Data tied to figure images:
········

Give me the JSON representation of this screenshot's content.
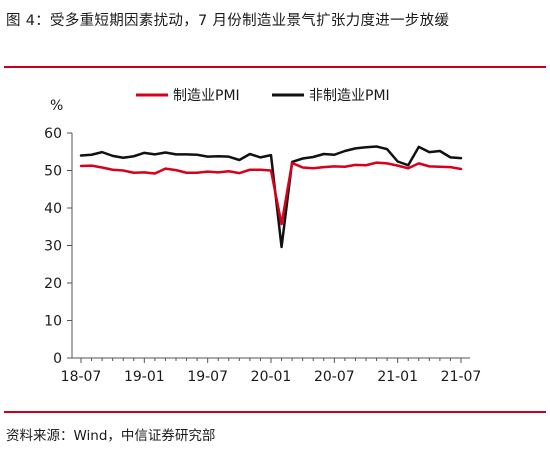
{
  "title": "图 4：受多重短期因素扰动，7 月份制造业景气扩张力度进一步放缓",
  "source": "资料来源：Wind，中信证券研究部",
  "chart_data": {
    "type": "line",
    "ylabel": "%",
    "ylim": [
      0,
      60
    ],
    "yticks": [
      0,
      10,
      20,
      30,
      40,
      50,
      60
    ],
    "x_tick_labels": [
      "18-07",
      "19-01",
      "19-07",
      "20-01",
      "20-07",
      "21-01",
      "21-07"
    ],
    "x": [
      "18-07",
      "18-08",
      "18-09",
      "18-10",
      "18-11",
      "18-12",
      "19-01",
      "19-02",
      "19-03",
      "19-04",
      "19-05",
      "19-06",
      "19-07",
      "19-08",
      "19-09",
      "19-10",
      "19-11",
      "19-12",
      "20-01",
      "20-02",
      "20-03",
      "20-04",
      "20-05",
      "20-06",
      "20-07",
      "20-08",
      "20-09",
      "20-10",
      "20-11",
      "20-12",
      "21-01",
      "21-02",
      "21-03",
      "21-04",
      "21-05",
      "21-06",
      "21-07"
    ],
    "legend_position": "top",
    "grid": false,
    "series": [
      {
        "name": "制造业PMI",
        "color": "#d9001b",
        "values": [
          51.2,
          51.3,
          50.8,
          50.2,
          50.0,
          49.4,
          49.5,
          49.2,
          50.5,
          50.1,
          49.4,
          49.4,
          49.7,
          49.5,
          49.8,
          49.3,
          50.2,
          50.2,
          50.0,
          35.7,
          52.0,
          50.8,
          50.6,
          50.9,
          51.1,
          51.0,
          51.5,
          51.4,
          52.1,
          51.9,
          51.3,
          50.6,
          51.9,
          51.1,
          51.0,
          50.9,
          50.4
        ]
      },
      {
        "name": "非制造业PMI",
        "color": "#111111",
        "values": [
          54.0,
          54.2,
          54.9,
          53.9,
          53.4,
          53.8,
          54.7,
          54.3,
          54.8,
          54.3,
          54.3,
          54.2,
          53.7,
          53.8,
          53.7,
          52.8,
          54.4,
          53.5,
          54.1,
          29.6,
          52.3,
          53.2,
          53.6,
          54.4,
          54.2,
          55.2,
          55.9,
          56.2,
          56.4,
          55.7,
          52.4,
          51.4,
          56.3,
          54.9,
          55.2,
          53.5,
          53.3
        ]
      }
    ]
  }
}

········

Task objective: Copy every entry word for word, but omit the pictures.

Finished exercise:
Give me the JSON representation of this screenshot's content.
{
  "title": "图 4：受多重短期因素扰动，7 月份制造业景气扩张力度进一步放缓",
  "source": "资料来源：Wind，中信证券研究部",
  "chart_data": {
    "type": "line",
    "ylabel": "%",
    "ylim": [
      0,
      60
    ],
    "yticks": [
      0,
      10,
      20,
      30,
      40,
      50,
      60
    ],
    "x_tick_labels": [
      "18-07",
      "19-01",
      "19-07",
      "20-01",
      "20-07",
      "21-01",
      "21-07"
    ],
    "x": [
      "18-07",
      "18-08",
      "18-09",
      "18-10",
      "18-11",
      "18-12",
      "19-01",
      "19-02",
      "19-03",
      "19-04",
      "19-05",
      "19-06",
      "19-07",
      "19-08",
      "19-09",
      "19-10",
      "19-11",
      "19-12",
      "20-01",
      "20-02",
      "20-03",
      "20-04",
      "20-05",
      "20-06",
      "20-07",
      "20-08",
      "20-09",
      "20-10",
      "20-11",
      "20-12",
      "21-01",
      "21-02",
      "21-03",
      "21-04",
      "21-05",
      "21-06",
      "21-07"
    ],
    "legend_position": "top",
    "grid": false,
    "series": [
      {
        "name": "制造业PMI",
        "color": "#d9001b",
        "values": [
          51.2,
          51.3,
          50.8,
          50.2,
          50.0,
          49.4,
          49.5,
          49.2,
          50.5,
          50.1,
          49.4,
          49.4,
          49.7,
          49.5,
          49.8,
          49.3,
          50.2,
          50.2,
          50.0,
          35.7,
          52.0,
          50.8,
          50.6,
          50.9,
          51.1,
          51.0,
          51.5,
          51.4,
          52.1,
          51.9,
          51.3,
          50.6,
          51.9,
          51.1,
          51.0,
          50.9,
          50.4
        ]
      },
      {
        "name": "非制造业PMI",
        "color": "#111111",
        "values": [
          54.0,
          54.2,
          54.9,
          53.9,
          53.4,
          53.8,
          54.7,
          54.3,
          54.8,
          54.3,
          54.3,
          54.2,
          53.7,
          53.8,
          53.7,
          52.8,
          54.4,
          53.5,
          54.1,
          29.6,
          52.3,
          53.2,
          53.6,
          54.4,
          54.2,
          55.2,
          55.9,
          56.2,
          56.4,
          55.7,
          52.4,
          51.4,
          56.3,
          54.9,
          55.2,
          53.5,
          53.3
        ]
      }
    ]
  }
}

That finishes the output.